Copy out all lines with the word "手写同步显示电子画板的制作方法" in them.

_ _ _ _

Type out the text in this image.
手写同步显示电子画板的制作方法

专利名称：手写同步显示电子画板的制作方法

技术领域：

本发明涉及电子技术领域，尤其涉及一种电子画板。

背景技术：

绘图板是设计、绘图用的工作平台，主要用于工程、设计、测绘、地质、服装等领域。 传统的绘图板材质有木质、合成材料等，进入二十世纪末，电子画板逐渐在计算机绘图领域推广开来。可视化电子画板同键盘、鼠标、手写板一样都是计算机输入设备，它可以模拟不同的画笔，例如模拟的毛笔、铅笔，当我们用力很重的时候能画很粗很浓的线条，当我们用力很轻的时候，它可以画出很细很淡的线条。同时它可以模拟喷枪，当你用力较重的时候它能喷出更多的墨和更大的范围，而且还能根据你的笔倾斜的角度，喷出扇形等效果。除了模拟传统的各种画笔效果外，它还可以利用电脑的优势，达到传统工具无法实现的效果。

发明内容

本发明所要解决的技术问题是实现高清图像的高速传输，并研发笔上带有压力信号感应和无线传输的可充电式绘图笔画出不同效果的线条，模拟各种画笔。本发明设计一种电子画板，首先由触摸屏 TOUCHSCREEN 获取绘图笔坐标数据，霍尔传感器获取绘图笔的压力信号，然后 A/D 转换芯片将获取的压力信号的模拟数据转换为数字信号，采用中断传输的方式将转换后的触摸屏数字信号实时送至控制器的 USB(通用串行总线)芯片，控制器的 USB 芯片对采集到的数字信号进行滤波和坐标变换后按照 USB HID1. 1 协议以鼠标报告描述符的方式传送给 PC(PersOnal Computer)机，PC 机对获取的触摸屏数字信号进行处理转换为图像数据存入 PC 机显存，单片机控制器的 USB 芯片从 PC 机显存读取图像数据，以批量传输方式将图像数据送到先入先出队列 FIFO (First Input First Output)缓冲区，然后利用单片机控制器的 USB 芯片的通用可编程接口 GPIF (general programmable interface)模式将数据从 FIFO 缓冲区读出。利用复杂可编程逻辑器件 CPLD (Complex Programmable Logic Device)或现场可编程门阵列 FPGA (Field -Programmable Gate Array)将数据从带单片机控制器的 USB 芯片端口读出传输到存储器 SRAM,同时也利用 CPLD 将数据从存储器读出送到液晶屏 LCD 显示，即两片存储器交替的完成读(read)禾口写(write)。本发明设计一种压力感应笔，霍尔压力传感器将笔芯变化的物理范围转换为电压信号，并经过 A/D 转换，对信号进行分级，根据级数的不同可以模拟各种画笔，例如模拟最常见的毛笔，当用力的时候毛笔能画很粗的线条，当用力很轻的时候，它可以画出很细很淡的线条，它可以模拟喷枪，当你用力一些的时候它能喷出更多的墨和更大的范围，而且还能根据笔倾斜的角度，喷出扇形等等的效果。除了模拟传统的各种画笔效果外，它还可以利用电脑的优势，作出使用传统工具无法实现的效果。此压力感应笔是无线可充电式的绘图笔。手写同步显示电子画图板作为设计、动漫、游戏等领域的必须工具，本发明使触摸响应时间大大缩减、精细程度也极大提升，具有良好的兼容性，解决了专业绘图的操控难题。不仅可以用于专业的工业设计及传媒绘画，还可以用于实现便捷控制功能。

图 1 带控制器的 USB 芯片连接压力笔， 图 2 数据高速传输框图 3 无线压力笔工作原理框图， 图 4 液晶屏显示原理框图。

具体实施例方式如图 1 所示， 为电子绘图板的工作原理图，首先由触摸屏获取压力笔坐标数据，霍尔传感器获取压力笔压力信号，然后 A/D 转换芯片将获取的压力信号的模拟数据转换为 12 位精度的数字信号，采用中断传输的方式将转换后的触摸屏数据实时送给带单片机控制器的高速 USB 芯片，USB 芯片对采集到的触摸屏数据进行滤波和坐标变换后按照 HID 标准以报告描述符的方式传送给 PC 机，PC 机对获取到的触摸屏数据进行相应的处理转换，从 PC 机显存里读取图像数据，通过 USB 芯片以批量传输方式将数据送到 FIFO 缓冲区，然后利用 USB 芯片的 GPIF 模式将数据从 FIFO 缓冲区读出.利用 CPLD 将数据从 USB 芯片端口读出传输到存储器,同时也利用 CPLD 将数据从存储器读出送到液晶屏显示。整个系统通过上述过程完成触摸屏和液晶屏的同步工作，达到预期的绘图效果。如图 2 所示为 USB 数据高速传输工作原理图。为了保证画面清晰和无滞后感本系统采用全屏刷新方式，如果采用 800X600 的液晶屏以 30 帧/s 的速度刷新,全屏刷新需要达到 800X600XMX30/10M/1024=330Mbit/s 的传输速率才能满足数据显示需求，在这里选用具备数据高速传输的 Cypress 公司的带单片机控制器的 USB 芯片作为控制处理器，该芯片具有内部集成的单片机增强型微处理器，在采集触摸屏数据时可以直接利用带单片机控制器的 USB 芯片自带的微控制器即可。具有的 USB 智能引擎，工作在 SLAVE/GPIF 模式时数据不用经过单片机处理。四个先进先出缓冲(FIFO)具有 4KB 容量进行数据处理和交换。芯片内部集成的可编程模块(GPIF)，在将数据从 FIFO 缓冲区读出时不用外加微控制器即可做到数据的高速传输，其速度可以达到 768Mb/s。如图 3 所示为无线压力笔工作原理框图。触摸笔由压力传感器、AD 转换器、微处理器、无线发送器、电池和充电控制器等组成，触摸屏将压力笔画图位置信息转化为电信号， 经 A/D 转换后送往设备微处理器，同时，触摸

_ _ _ _

_ANSWER TO THE TASK_.
手写同步显示电子画板的制作方法
专利名称：手写同步显示电子画板的制作方法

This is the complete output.